Short problem —
Print, exactly and completely, every entry in the data.

Stored data
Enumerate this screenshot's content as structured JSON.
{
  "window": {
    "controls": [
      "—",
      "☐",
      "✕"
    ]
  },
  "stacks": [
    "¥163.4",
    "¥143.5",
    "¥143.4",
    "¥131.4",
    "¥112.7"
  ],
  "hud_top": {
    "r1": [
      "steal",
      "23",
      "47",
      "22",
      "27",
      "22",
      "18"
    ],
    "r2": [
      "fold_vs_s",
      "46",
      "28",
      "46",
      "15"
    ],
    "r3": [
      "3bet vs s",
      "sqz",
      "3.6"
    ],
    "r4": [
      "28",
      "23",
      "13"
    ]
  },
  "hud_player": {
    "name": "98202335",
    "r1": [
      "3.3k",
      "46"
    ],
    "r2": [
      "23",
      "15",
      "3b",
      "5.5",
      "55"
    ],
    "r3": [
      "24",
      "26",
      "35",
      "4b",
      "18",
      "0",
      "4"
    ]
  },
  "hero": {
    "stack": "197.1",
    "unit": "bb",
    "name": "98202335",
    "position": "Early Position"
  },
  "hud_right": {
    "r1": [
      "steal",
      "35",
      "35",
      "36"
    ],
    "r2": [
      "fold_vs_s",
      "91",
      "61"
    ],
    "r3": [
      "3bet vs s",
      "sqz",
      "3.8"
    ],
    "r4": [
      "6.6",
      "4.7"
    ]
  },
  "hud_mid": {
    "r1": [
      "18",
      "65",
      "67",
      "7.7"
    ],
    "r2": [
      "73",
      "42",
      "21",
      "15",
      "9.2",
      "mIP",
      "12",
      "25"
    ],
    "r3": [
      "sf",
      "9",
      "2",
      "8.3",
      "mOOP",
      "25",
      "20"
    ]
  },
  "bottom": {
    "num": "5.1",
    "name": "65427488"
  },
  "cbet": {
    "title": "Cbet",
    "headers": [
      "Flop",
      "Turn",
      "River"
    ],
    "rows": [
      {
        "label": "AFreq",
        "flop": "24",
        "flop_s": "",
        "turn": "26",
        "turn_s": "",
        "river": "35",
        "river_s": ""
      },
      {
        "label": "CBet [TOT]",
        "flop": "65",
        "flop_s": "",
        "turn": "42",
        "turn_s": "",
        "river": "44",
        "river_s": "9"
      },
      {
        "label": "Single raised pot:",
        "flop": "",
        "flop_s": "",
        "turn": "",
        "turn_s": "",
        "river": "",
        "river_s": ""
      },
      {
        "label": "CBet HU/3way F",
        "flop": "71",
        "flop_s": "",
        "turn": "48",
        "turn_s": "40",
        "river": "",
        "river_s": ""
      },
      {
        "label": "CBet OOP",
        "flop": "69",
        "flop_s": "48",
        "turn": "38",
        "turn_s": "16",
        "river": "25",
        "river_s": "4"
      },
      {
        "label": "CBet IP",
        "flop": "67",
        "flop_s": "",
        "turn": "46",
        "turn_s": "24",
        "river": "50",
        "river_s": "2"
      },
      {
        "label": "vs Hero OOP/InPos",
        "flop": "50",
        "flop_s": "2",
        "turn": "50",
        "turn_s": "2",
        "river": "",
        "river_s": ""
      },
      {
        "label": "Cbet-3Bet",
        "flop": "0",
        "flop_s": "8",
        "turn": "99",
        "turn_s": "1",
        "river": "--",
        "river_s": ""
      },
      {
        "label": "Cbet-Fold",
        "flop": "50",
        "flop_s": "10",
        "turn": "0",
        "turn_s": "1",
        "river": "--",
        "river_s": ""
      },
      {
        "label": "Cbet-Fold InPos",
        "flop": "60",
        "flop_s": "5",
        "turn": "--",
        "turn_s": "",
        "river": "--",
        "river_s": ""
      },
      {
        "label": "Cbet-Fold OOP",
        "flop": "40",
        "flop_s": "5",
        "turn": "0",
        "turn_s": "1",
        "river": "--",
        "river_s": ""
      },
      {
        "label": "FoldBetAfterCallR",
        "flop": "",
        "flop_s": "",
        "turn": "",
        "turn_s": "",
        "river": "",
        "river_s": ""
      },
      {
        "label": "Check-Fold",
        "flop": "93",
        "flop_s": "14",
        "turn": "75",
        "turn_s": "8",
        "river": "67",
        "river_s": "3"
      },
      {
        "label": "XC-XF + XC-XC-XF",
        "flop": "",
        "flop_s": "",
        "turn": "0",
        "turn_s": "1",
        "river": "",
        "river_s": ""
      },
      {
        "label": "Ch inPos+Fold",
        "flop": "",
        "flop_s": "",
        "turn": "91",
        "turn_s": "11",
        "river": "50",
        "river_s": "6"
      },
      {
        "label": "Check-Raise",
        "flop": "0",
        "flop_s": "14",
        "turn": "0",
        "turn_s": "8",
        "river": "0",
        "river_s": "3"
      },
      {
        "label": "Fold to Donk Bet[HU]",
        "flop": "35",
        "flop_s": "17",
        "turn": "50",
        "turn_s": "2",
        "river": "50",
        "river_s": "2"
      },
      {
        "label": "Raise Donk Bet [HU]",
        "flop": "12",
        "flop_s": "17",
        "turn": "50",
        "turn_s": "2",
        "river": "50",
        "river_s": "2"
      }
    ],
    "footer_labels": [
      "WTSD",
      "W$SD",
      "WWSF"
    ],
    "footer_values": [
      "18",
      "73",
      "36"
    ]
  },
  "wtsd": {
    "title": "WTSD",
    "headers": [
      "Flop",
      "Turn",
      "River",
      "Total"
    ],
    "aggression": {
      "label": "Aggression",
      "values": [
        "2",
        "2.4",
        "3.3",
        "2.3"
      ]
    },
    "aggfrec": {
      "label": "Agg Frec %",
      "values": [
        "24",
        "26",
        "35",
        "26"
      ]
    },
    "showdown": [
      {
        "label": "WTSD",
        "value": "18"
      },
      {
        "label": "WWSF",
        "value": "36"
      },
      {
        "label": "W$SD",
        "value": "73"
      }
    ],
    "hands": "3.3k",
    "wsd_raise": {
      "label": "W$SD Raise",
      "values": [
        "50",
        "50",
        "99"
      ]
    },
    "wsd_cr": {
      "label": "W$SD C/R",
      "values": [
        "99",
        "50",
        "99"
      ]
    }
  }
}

Solution to this exercise —
Enumerate this screenshot's content as structured JSON.
{
  "window": {
    "controls": [
      "—",
      "☐",
      "✕"
    ]
  },
  "stacks": [
    "¥163.4",
    "¥143.5",
    "¥143.4",
    "¥131.4",
    "¥112.7"
  ],
  "hud_top": {
    "r1": [
      "steal",
      "23",
      "47",
      "22",
      "27",
      "22",
      "18"
    ],
    "r2": [
      "fold_vs_s",
      "46",
      "28",
      "46",
      "15"
    ],
    "r3": [
      "3bet vs s",
      "sqz",
      "3.6"
    ],
    "r4": [
      "28",
      "23",
      "13"
    ]
  },
  "hud_player": {
    "name": "98202335",
    "r1": [
      "3.3k",
      "46"
    ],
    "r2": [
      "23",
      "15",
      "3b",
      "5.5",
      "55"
    ],
    "r3": [
      "24",
      "26",
      "35",
      "4b",
      "18",
      "0",
      "4"
    ]
  },
  "hero": {
    "stack": "197.1",
    "unit": "bb",
    "name": "98202335",
    "position": "Early Position"
  },
  "hud_right": {
    "r1": [
      "steal",
      "35",
      "35",
      "36"
    ],
    "r2": [
      "fold_vs_s",
      "91",
      "61"
    ],
    "r3": [
      "3bet vs s",
      "sqz",
      "3.8"
    ],
    "r4": [
      "6.6",
      "4.7"
    ]
  },
  "hud_mid": {
    "r1": [
      "18",
      "65",
      "67",
      "7.7"
    ],
    "r2": [
      "73",
      "42",
      "21",
      "15",
      "9.2",
      "mIP",
      "12",
      "25"
    ],
    "r3": [
      "sf",
      "9",
      "2",
      "8.3",
      "mOOP",
      "25",
      "20"
    ]
  },
  "bottom": {
    "num": "5.1",
    "name": "65427488"
  },
  "cbet": {
    "title": "Cbet",
    "headers": [
      "Flop",
      "Turn",
      "River"
    ],
    "rows": [
      {
        "label": "AFreq",
        "flop": "24",
        "flop_s": "",
        "turn": "26",
        "turn_s": "",
        "river": "35",
        "river_s": ""
      },
      {
        "label": "CBet [TOT]",
        "flop": "65",
        "flop_s": "",
        "turn": "42",
        "turn_s": "",
        "river": "44",
        "river_s": "9"
      },
      {
        "label": "Single raised pot:",
        "flop": "",
        "flop_s": "",
        "turn": "",
        "turn_s": "",
        "river": "",
        "river_s": ""
      },
      {
        "label": "CBet HU/3way F",
        "flop": "71",
        "flop_s": "",
        "turn": "48",
        "turn_s": "40",
        "river": "",
        "river_s": ""
      },
      {
        "label": "CBet OOP",
        "flop": "69",
        "flop_s": "48",
        "turn": "38",
        "turn_s": "16",
        "river": "25",
        "river_s": "4"
      },
      {
        "label": "CBet IP",
        "flop": "67",
        "flop_s": "",
        "turn": "46",
        "turn_s": "24",
        "river": "50",
        "river_s": "2"
      },
      {
        "label": "vs Hero OOP/InPos",
        "flop": "50",
        "flop_s": "2",
        "turn": "50",
        "turn_s": "2",
        "river": "",
        "river_s": ""
      },
      {
        "label": "Cbet-3Bet",
        "flop": "0",
        "flop_s": "8",
        "turn": "99",
        "turn_s": "1",
        "river": "--",
        "river_s": ""
      },
      {
        "label": "Cbet-Fold",
        "flop": "50",
        "flop_s": "10",
        "turn": "0",
        "turn_s": "1",
        "river": "--",
        "river_s": ""
      },
      {
        "label": "Cbet-Fold InPos",
        "flop": "60",
        "flop_s": "5",
        "turn": "--",
        "turn_s": "",
        "river": "--",
        "river_s": ""
      },
      {
        "label": "Cbet-Fold OOP",
        "flop": "40",
        "flop_s": "5",
        "turn": "0",
        "turn_s": "1",
        "river": "--",
        "river_s": ""
      },
      {
        "label": "FoldBetAfterCallR",
        "flop": "",
        "flop_s": "",
        "turn": "",
        "turn_s": "",
        "river": "",
        "river_s": ""
      },
      {
        "label": "Check-Fold",
        "flop": "93",
        "flop_s": "14",
        "turn": "75",
        "turn_s": "8",
        "river": "67",
        "river_s": "3"
      },
      {
        "label": "XC-XF + XC-XC-XF",
        "flop": "",
        "flop_s": "",
        "turn": "0",
        "turn_s": "1",
        "river": "",
        "river_s": ""
      },
      {
        "label": "Ch inPos+Fold",
        "flop": "",
        "flop_s": "",
        "turn": "91",
        "turn_s": "11",
        "river": "50",
        "river_s": "6"
      },
      {
        "label": "Check-Raise",
        "flop": "0",
        "flop_s": "14",
        "turn": "0",
        "turn_s": "8",
        "river": "0",
        "river_s": "3"
      },
      {
        "label": "Fold to Donk Bet[HU]",
        "flop": "35",
        "flop_s": "17",
        "turn": "50",
        "turn_s": "2",
        "river": "50",
        "river_s": "2"
      },
      {
        "label": "Raise Donk Bet [HU]",
        "flop": "12",
        "flop_s": "17",
        "turn": "50",
        "turn_s": "2",
        "river": "50",
        "river_s": "2"
      }
    ],
    "footer_labels": [
      "WTSD",
      "W$SD",
      "WWSF"
    ],
    "footer_values": [
      "18",
      "73",
      "36"
    ]
  },
  "wtsd": {
    "title": "WTSD",
    "headers": [
      "Flop",
      "Turn",
      "River",
      "Total"
    ],
    "aggression": {
      "label": "Aggression",
      "values": [
        "2",
        "2.4",
        "3.3",
        "2.3"
      ]
    },
    "aggfrec": {
      "label": "Agg Frec %",
      "values": [
        "24",
        "26",
        "35",
        "26"
      ]
    },
    "showdown": [
      {
        "label": "WTSD",
        "value": "18"
      },
      {
        "label": "WWSF",
        "value": "36"
      },
      {
        "label": "W$SD",
        "value": "73"
      }
    ],
    "hands": "3.3k",
    "wsd_raise": {
      "label": "W$SD Raise",
      "values": [
        "50",
        "50",
        "99"
      ]
    },
    "wsd_cr": {
      "label": "W$SD C/R",
      "values": [
        "99",
        "50",
        "99"
      ]
    }
  }
}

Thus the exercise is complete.